● Directions for this task
Copy down every line where the string "name" shows up.

● Data shown
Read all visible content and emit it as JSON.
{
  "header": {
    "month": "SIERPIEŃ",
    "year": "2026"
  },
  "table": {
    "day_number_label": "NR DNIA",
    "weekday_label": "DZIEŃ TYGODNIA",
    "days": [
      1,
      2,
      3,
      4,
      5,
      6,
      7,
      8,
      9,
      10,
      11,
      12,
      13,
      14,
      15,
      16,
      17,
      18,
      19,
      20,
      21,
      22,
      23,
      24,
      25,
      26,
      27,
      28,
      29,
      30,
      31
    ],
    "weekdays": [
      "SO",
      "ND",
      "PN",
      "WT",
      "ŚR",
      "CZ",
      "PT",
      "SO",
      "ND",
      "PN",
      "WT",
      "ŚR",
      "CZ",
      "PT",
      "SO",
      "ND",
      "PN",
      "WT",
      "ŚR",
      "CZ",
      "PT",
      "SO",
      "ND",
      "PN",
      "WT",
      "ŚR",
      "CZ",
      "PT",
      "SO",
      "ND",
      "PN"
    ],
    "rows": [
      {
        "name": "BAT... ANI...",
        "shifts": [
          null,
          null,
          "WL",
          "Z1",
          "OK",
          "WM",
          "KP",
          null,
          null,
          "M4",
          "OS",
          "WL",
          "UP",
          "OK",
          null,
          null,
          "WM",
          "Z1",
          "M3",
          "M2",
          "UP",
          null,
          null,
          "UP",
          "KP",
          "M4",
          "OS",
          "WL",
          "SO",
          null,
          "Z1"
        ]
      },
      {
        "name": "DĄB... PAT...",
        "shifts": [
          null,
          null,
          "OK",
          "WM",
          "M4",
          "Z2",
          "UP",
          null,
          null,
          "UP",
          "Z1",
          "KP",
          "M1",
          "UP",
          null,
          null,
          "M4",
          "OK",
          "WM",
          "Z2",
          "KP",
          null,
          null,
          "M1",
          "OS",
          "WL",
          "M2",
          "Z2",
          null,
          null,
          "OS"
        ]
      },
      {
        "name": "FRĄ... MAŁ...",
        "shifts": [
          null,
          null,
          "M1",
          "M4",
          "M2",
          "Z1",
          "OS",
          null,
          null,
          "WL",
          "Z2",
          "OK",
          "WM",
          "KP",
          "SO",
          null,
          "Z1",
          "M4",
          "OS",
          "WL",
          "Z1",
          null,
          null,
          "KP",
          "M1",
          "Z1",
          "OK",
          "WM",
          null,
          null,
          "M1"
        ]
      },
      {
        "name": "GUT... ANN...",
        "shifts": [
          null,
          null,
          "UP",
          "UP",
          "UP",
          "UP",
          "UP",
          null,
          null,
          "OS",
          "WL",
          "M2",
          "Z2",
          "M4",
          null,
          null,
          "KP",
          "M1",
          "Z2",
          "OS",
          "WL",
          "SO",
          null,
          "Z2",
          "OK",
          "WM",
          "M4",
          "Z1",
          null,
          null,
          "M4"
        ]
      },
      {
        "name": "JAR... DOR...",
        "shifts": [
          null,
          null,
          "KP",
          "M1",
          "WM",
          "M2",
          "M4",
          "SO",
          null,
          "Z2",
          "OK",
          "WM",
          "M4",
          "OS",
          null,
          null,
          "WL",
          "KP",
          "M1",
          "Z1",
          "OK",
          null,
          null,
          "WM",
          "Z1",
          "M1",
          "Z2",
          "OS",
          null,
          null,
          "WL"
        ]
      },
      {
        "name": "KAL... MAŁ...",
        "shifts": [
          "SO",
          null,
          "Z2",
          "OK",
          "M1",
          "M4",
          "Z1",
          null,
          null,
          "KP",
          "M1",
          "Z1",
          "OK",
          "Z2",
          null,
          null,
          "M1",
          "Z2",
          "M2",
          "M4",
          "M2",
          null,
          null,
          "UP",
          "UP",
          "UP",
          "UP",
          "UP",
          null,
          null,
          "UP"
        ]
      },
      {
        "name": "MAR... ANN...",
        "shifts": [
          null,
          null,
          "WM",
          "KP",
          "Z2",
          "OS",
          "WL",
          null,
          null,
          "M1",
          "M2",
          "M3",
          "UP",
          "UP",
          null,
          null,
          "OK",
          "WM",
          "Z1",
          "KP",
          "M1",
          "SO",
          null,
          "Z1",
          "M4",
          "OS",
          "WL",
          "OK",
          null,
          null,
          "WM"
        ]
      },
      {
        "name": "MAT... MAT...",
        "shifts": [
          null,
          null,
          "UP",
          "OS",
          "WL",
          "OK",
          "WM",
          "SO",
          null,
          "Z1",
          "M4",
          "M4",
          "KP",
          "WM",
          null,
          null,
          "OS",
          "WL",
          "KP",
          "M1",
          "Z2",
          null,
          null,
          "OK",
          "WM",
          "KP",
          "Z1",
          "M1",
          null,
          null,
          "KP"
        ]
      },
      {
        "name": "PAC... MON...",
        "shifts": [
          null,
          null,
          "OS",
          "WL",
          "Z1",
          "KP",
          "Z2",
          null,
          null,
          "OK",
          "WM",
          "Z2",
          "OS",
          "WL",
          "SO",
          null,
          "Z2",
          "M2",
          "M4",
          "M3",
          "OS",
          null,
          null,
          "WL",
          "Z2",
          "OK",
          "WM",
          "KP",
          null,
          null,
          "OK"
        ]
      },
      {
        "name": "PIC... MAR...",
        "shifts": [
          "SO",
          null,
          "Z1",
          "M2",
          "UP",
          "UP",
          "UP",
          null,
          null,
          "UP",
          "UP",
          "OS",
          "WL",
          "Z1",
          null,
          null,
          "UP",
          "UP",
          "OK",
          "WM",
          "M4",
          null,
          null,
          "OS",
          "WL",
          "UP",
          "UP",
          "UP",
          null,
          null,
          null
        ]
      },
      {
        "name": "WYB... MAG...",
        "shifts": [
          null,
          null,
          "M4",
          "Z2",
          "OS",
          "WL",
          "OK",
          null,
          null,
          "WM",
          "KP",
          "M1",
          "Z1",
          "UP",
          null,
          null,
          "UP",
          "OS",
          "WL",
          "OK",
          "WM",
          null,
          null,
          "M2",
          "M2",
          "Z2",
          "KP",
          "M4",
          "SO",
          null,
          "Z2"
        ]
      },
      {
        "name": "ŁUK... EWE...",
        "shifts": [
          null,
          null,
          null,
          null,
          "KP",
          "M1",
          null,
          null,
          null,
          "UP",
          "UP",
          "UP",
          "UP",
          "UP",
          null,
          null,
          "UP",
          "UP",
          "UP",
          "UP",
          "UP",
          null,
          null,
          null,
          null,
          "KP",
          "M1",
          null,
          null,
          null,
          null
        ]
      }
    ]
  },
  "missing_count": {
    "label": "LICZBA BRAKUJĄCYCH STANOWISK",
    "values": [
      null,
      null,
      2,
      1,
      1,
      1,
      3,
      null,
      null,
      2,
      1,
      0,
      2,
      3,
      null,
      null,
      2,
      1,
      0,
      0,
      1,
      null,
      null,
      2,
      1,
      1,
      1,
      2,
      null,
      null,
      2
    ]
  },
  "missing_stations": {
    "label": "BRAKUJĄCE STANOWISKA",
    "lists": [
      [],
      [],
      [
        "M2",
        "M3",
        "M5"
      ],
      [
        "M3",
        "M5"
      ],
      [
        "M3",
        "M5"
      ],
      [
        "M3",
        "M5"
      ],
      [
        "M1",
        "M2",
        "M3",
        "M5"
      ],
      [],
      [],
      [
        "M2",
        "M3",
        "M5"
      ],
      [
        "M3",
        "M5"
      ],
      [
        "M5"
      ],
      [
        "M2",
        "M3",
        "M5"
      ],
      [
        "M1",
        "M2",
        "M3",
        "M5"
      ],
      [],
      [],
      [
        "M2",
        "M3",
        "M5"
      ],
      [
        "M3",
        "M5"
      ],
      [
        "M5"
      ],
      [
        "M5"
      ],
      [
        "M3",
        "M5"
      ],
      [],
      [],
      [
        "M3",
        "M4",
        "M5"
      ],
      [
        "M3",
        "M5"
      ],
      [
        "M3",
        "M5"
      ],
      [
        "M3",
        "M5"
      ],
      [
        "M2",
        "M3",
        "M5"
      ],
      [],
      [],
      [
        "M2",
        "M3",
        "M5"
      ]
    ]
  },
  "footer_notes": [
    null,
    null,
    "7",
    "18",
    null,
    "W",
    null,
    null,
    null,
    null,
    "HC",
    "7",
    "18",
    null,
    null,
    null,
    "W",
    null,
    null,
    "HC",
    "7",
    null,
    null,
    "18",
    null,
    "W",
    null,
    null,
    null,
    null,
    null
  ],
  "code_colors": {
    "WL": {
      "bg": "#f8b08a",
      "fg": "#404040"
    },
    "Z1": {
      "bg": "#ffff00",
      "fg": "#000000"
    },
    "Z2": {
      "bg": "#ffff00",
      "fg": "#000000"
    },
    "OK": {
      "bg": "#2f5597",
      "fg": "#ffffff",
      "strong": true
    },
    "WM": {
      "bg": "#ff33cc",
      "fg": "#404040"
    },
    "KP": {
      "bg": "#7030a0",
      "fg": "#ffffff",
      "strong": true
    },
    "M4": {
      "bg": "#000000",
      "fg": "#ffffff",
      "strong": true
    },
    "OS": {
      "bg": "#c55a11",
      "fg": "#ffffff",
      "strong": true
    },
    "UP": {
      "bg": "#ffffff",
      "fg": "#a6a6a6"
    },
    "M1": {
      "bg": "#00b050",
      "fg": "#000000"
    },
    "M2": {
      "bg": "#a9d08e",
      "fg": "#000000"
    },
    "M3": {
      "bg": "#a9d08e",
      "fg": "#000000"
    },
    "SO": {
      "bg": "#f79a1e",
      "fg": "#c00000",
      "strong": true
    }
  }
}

● Exercise output
        "name": "BAT... ANI...",
        "name": "DĄB... PAT...",
        "name": "FRĄ... MAŁ...",
        "name": "GUT... ANN...",
        "name": "JAR... DOR...",
        "name": "KAL... MAŁ...",
        "name": "MAR... ANN...",
        "name": "MAT... MAT...",
        "name": "PAC... MON...",
        "name": "PIC... MAR...",
        "name": "WYB... MAG...",
        "name": "ŁUK... EWE...",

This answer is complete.